--- start ---

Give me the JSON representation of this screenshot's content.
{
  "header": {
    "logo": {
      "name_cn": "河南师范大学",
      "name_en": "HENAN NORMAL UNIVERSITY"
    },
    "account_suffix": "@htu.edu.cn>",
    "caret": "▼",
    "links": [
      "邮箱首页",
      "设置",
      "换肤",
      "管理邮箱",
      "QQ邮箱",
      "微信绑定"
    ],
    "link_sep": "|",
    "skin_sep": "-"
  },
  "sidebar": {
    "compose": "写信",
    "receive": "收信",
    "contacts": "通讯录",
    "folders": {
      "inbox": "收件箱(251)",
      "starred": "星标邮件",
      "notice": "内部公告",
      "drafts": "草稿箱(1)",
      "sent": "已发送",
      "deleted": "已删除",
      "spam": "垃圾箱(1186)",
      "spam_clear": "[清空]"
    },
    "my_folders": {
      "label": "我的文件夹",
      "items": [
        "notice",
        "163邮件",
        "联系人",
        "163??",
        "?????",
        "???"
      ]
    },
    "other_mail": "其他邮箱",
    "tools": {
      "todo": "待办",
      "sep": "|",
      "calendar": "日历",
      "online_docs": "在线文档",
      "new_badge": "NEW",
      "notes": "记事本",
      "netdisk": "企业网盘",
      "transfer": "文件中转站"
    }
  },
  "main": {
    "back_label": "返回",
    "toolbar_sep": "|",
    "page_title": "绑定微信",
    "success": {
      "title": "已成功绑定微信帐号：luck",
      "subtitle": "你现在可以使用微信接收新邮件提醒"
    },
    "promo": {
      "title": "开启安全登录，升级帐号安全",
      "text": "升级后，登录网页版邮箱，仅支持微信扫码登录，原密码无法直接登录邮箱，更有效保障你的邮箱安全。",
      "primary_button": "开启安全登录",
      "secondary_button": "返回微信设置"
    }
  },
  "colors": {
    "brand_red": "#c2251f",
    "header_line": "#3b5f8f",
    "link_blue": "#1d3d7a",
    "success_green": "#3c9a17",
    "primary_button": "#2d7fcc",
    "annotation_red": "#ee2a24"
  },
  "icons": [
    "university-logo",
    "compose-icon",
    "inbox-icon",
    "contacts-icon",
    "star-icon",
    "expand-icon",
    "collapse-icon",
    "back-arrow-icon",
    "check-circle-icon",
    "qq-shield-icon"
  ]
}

--- end ---
--- start ---

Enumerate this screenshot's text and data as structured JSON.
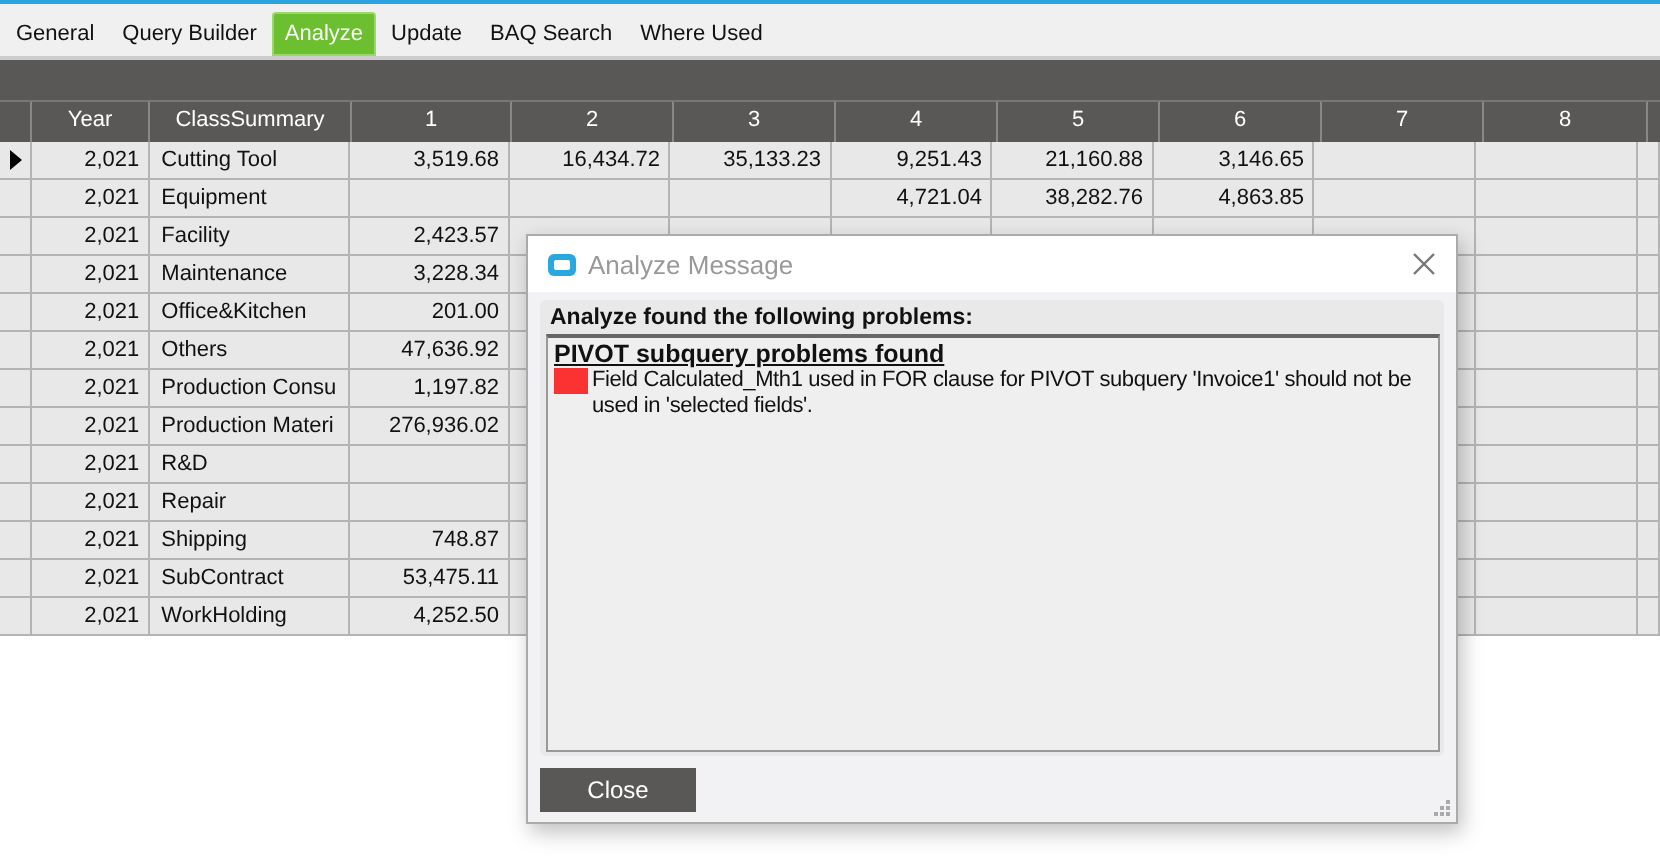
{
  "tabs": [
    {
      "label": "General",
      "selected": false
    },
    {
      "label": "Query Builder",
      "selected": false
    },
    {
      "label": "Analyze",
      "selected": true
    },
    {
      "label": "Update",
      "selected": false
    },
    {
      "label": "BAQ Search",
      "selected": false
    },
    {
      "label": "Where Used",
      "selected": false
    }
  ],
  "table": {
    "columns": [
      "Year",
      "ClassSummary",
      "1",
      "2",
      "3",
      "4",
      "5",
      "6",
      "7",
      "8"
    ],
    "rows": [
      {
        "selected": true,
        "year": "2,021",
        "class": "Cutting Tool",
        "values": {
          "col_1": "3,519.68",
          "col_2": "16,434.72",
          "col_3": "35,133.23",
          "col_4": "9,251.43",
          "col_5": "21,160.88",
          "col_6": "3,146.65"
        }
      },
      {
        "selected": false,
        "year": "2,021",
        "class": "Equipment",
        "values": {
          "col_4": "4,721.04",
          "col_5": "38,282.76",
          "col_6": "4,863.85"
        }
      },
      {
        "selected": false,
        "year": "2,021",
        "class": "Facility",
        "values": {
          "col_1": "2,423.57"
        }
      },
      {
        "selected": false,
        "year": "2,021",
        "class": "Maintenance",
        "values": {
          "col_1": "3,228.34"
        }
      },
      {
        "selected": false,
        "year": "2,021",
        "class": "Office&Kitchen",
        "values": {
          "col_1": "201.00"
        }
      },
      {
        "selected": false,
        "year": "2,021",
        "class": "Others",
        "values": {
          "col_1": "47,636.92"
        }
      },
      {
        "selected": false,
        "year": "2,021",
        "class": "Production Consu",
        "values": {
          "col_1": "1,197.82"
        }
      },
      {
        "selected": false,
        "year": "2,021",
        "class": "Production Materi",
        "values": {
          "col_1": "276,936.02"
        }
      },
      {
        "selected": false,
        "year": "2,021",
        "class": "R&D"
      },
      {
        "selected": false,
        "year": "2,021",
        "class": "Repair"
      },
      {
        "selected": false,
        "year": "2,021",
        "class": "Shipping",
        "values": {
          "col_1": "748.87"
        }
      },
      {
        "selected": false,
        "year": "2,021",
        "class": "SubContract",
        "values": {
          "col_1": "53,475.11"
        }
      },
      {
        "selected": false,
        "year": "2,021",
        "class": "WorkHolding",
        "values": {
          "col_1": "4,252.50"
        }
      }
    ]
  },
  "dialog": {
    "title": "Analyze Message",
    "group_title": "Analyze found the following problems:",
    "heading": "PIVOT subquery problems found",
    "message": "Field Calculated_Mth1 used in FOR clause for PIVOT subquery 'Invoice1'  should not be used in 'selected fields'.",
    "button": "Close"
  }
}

--- end ---

• _SET PROBLEM_
State how many lines include the string "problems", and nothing more.

• _SOLUTION FOR THIS TASK_
2